* Stored entries:
--- Start ---

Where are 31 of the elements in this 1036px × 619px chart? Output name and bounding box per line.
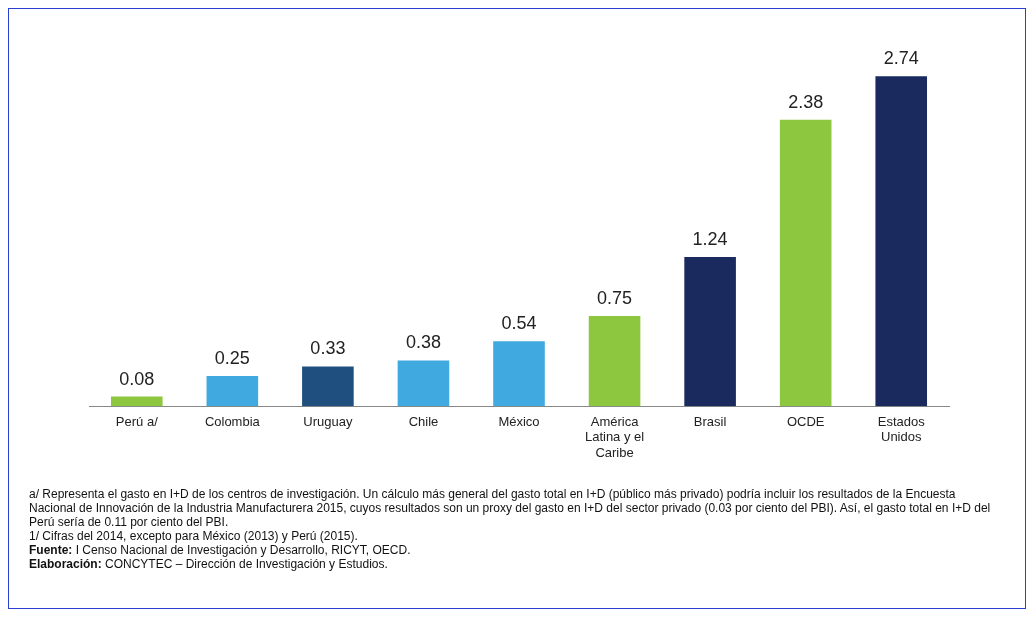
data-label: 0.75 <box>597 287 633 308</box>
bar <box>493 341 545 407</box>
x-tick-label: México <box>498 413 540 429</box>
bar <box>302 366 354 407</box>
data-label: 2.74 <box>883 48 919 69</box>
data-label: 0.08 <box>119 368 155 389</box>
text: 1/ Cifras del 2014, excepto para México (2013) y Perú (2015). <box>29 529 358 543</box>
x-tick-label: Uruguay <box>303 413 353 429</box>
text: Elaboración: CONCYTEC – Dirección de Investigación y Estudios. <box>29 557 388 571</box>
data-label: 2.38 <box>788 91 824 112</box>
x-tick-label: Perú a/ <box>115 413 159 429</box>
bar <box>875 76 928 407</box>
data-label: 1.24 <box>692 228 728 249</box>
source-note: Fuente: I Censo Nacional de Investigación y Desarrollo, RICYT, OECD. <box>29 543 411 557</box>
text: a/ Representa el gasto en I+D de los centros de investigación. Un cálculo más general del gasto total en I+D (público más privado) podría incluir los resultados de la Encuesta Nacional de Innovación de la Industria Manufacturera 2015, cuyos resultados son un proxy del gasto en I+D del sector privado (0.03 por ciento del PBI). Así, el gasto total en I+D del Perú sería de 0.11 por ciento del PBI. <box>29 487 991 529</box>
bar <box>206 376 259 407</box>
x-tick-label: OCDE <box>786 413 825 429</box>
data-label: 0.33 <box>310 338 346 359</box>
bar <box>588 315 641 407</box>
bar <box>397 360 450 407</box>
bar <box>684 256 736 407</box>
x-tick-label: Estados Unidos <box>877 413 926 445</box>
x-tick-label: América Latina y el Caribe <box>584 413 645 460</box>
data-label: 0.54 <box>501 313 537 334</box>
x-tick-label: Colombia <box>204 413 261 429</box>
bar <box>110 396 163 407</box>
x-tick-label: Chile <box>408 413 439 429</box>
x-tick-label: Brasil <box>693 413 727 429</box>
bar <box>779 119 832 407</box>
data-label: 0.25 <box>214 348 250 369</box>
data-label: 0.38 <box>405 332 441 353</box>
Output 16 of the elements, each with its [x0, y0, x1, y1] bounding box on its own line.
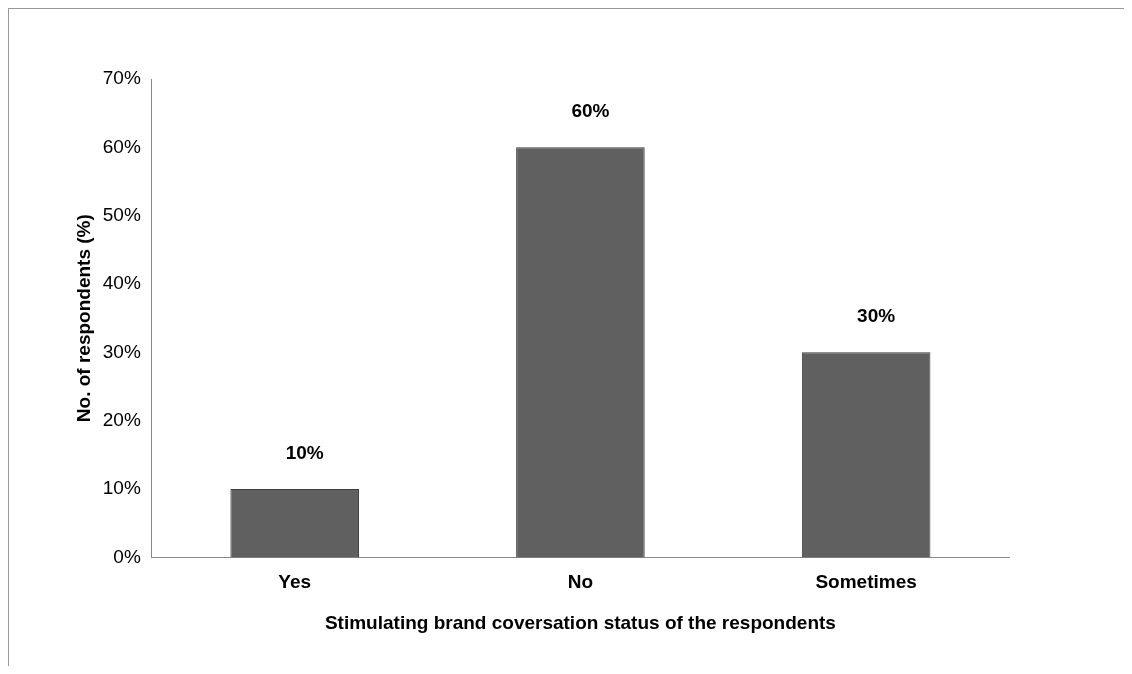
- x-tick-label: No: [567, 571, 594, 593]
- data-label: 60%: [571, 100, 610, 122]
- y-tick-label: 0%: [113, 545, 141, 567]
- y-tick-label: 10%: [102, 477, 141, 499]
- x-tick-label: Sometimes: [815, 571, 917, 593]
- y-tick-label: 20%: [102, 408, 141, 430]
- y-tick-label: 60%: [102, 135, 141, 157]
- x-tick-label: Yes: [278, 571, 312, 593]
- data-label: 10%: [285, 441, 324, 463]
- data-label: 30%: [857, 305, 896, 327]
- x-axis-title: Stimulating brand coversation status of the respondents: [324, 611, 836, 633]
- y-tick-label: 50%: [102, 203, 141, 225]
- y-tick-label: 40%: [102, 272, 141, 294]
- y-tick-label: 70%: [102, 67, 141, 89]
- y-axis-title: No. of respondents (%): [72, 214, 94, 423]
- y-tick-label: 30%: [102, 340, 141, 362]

--- End ---

Copy the stored entries above word for word, leaving out the picture lines.

* OUTPUT FOR THIS EXERCISE:
Where are 31 of the elements in this 1036px × 619px chart? Output name and bounding box per line.
data-label: 0.75 <box>597 287 633 308</box>
bar <box>493 341 545 407</box>
x-tick-label: México <box>498 413 540 429</box>
bar <box>302 366 354 407</box>
data-label: 2.74 <box>883 48 919 69</box>
data-label: 0.08 <box>119 368 155 389</box>
text: 1/ Cifras del 2014, excepto para México (2013) y Perú (2015). <box>29 529 358 543</box>
x-tick-label: Uruguay <box>303 413 353 429</box>
text: Elaboración: CONCYTEC – Dirección de Investigación y Estudios. <box>29 557 388 571</box>
data-label: 2.38 <box>788 91 824 112</box>
x-tick-label: Perú a/ <box>115 413 159 429</box>
bar <box>875 76 928 407</box>
data-label: 1.24 <box>692 228 728 249</box>
source-note: Fuente: I Censo Nacional de Investigación y Desarrollo, RICYT, OECD. <box>29 543 411 557</box>
text: a/ Representa el gasto en I+D de los centros de investigación. Un cálculo más general del gasto total en I+D (público más privado) podría incluir los resultados de la Encuesta Nacional de Innovación de la Industria Manufacturera 2015, cuyos resultados son un proxy del gasto en I+D del sector privado (0.03 por ciento del PBI). Así, el gasto total en I+D del Perú sería de 0.11 por ciento del PBI. <box>29 487 991 529</box>
bar <box>206 376 259 407</box>
x-tick-label: OCDE <box>786 413 825 429</box>
data-label: 0.33 <box>310 338 346 359</box>
bar <box>588 315 641 407</box>
bar <box>397 360 450 407</box>
bar <box>684 256 736 407</box>
x-tick-label: Estados Unidos <box>877 413 926 445</box>
x-tick-label: América Latina y el Caribe <box>584 413 645 460</box>
data-label: 0.54 <box>501 313 537 334</box>
x-tick-label: Colombia <box>204 413 261 429</box>
bar <box>110 396 163 407</box>
x-tick-label: Chile <box>408 413 439 429</box>
x-tick-label: Brasil <box>693 413 727 429</box>
bar <box>779 119 832 407</box>
data-label: 0.25 <box>214 348 250 369</box>
data-label: 0.38 <box>405 332 441 353</box>
Output 16 of the elements, each with its [x0, y0, x1, y1] bounding box on its own line.
- x-tick-label: No: [567, 571, 594, 593]
- data-label: 60%: [571, 100, 610, 122]
- y-tick-label: 0%: [113, 545, 141, 567]
- y-tick-label: 10%: [102, 477, 141, 499]
- x-tick-label: Sometimes: [815, 571, 917, 593]
- y-tick-label: 20%: [102, 408, 141, 430]
- y-tick-label: 60%: [102, 135, 141, 157]
- x-tick-label: Yes: [278, 571, 312, 593]
- data-label: 10%: [285, 441, 324, 463]
- data-label: 30%: [857, 305, 896, 327]
- x-axis-title: Stimulating brand coversation status of the respondents: [324, 611, 836, 633]
- y-tick-label: 50%: [102, 203, 141, 225]
- y-tick-label: 40%: [102, 272, 141, 294]
- y-tick-label: 70%: [102, 67, 141, 89]
- y-axis-title: No. of respondents (%): [72, 214, 94, 423]
- y-tick-label: 30%: [102, 340, 141, 362]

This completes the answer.